=== WHAT THE EXERCISE ASKS ===
Return each line containing "letters".

=== DATASET RECORDS ===

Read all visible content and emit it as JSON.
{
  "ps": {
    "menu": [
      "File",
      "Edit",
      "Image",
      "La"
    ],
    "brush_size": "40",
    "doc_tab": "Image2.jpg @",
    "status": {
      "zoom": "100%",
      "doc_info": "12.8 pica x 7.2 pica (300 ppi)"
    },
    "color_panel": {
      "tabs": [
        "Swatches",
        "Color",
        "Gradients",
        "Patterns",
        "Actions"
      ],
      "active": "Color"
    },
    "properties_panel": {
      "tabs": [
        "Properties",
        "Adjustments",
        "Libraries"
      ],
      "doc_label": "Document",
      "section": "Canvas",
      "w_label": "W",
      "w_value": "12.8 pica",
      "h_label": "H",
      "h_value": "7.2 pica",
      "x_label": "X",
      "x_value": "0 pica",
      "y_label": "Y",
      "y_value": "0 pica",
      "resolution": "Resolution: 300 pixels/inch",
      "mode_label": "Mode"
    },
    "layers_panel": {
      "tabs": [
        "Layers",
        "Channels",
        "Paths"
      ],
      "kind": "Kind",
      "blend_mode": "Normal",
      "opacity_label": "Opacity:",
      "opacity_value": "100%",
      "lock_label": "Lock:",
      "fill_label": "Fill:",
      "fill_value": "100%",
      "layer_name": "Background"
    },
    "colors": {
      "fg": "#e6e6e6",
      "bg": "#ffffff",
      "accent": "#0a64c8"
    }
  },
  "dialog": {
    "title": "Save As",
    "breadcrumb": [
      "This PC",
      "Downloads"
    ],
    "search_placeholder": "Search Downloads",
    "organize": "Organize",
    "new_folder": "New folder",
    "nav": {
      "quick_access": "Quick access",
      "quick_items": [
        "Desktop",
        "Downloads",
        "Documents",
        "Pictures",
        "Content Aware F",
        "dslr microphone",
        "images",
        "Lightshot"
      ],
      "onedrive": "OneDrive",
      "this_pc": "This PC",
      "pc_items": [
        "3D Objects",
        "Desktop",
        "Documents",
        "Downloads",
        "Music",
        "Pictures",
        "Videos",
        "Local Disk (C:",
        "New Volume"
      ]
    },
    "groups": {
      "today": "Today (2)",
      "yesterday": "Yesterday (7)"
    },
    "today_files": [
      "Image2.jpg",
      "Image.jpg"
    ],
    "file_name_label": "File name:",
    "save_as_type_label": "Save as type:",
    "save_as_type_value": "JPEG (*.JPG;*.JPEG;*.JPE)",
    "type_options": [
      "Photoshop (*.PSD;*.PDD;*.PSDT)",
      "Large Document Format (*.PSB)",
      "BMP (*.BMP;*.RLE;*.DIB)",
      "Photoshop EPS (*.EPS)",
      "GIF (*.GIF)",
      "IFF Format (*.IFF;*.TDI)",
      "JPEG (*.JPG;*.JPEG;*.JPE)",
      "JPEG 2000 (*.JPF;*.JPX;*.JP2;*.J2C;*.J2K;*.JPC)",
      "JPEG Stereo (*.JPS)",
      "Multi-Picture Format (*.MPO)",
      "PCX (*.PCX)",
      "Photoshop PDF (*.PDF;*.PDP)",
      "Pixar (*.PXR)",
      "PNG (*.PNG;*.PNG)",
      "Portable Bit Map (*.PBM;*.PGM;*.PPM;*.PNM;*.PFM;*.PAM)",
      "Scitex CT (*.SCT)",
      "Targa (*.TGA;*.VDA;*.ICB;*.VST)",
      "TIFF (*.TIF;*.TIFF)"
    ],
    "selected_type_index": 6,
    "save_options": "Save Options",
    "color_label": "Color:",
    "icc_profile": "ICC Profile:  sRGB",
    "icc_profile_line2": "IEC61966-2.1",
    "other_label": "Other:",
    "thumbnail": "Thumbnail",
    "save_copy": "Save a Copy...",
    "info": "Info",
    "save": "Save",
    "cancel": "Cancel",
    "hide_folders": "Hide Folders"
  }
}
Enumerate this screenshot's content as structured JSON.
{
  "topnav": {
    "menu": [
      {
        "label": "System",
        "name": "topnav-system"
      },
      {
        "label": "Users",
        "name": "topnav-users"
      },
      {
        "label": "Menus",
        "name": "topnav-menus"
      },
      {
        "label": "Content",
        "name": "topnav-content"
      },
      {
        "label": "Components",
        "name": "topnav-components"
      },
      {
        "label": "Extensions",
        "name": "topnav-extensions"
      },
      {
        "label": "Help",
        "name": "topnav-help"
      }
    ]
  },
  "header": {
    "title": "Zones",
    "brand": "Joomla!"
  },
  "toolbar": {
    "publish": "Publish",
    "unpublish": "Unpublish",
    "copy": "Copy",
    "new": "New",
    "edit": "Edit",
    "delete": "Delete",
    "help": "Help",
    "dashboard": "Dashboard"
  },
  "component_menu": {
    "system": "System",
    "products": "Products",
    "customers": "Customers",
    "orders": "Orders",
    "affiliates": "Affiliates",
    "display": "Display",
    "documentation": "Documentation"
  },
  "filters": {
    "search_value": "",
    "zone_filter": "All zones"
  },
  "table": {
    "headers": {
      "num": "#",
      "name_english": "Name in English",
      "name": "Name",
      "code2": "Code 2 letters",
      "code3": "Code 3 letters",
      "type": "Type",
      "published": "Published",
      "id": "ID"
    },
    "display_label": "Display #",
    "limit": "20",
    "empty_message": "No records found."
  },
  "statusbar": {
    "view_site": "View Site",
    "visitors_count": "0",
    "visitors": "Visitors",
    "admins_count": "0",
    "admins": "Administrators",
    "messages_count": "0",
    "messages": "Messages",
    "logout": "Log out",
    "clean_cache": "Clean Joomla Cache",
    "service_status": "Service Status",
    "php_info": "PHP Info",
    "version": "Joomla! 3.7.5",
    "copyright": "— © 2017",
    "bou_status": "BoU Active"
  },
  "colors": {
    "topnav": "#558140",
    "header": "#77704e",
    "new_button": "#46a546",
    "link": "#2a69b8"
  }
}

===

=== WRITTEN ANSWER ===
      "code2": "Code 2 letters",
      "code3": "Code 3 letters",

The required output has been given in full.